▶ GOAL:
Retype every entry in its entirety, without alteration.

━━━━━━━━━━

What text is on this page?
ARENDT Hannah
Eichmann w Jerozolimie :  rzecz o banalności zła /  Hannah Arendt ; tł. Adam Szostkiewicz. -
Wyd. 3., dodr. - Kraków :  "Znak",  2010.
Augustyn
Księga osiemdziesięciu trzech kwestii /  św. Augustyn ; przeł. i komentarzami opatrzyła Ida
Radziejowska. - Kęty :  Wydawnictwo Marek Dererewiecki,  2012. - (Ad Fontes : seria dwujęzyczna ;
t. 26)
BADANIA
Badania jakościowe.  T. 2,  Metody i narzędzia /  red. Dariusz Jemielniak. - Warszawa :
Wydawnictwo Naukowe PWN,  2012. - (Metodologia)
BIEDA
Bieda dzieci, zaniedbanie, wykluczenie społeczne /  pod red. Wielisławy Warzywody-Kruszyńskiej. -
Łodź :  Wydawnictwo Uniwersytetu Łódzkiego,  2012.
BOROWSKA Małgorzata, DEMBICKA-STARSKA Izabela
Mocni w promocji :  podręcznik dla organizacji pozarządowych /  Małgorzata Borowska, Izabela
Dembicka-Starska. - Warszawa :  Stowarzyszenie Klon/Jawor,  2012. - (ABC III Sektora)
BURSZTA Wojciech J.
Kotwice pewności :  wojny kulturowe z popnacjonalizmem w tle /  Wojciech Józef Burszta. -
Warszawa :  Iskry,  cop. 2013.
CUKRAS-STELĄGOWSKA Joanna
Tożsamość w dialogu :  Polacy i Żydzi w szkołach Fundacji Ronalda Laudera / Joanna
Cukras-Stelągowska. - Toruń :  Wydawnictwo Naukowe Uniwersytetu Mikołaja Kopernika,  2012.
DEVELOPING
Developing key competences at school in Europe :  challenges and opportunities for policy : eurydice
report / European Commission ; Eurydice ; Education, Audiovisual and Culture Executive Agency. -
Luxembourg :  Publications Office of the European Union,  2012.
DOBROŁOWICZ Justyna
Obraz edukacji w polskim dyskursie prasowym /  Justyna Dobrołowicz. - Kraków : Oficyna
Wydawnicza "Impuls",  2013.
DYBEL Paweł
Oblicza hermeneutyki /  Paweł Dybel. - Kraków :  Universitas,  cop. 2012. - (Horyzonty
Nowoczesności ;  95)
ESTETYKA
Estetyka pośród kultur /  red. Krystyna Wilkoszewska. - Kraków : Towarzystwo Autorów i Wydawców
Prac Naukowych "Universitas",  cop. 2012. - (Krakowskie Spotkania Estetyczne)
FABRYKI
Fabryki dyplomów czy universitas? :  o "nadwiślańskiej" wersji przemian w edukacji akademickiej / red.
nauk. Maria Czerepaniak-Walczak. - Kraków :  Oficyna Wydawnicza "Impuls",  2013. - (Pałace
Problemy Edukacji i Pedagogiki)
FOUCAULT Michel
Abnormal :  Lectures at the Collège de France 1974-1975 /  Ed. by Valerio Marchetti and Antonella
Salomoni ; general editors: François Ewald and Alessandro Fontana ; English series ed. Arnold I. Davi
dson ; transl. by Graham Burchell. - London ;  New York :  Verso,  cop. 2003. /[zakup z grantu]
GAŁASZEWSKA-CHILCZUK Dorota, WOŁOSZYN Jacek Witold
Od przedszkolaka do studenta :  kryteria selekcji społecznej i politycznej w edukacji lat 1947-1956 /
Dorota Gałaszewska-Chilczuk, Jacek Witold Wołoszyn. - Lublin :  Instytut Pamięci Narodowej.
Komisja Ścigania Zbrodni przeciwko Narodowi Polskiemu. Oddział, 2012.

━━━━━━━━━━

▶ THE REPLY:
What text is on this page?
ARENDT Hannah
Eichmann w Jerozolimie :  rzecz o banalności zła /  Hannah Arendt ; tł. Adam Szostkiewicz. -
Wyd. 3., dodr. - Kraków :  "Znak",  2010.
Augustyn
Księga osiemdziesięciu trzech kwestii /  św. Augustyn ; przeł. i komentarzami opatrzyła Ida
Radziejowska. - Kęty :  Wydawnictwo Marek Dererewiecki,  2012. - (Ad Fontes : seria dwujęzyczna ;
t. 26)
BADANIA
Badania jakościowe.  T. 2,  Metody i narzędzia /  red. Dariusz Jemielniak. - Warszawa :
Wydawnictwo Naukowe PWN,  2012. - (Metodologia)
BIEDA
Bieda dzieci, zaniedbanie, wykluczenie społeczne /  pod red. Wielisławy Warzywody-Kruszyńskiej. -
Łodź :  Wydawnictwo Uniwersytetu Łódzkiego,  2012.
BOROWSKA Małgorzata, DEMBICKA-STARSKA Izabela
Mocni w promocji :  podręcznik dla organizacji pozarządowych /  Małgorzata Borowska, Izabela
Dembicka-Starska. - Warszawa :  Stowarzyszenie Klon/Jawor,  2012. - (ABC III Sektora)
BURSZTA Wojciech J.
Kotwice pewności :  wojny kulturowe z popnacjonalizmem w tle /  Wojciech Józef Burszta. -
Warszawa :  Iskry,  cop. 2013.
CUKRAS-STELĄGOWSKA Joanna
Tożsamość w dialogu :  Polacy i Żydzi w szkołach Fundacji Ronalda Laudera / Joanna
Cukras-Stelągowska. - Toruń :  Wydawnictwo Naukowe Uniwersytetu Mikołaja Kopernika,  2012.
DEVELOPING
Developing key competences at school in Europe :  challenges and opportunities for policy : eurydice
report / European Commission ; Eurydice ; Education, Audiovisual and Culture Executive Agency. -
Luxembourg :  Publications Office of the European Union,  2012.
DOBROŁOWICZ Justyna
Obraz edukacji w polskim dyskursie prasowym /  Justyna Dobrołowicz. - Kraków : Oficyna
Wydawnicza "Impuls",  2013.
DYBEL Paweł
Oblicza hermeneutyki /  Paweł Dybel. - Kraków :  Universitas,  cop. 2012. - (Horyzonty
Nowoczesności ;  95)
ESTETYKA
Estetyka pośród kultur /  red. Krystyna Wilkoszewska. - Kraków : Towarzystwo Autorów i Wydawców
Prac Naukowych "Universitas",  cop. 2012. - (Krakowskie Spotkania Estetyczne)
FABRYKI
Fabryki dyplomów czy universitas? :  o "nadwiślańskiej" wersji przemian w edukacji akademickiej / red.
nauk. Maria Czerepaniak-Walczak. - Kraków :  Oficyna Wydawnicza "Impuls",  2013. - (Pałace
Problemy Edukacji i Pedagogiki)
FOUCAULT Michel
Abnormal :  Lectures at the Collège de France 1974-1975 /  Ed. by Valerio Marchetti and Antonella
Salomoni ; general editors: François Ewald and Alessandro Fontana ; English series ed. Arnold I. Davi
dson ; transl. by Graham Burchell. - London ;  New York :  Verso,  cop. 2003. /[zakup z grantu]
GAŁASZEWSKA-CHILCZUK Dorota, WOŁOSZYN Jacek Witold
Od przedszkolaka do studenta :  kryteria selekcji społecznej i politycznej w edukacji lat 1947-1956 /
Dorota Gałaszewska-Chilczuk, Jacek Witold Wołoszyn. - Lublin :  Instytut Pamięci Narodowej.
Komisja Ścigania Zbrodni przeciwko Narodowi Polskiemu. Oddział, 2012.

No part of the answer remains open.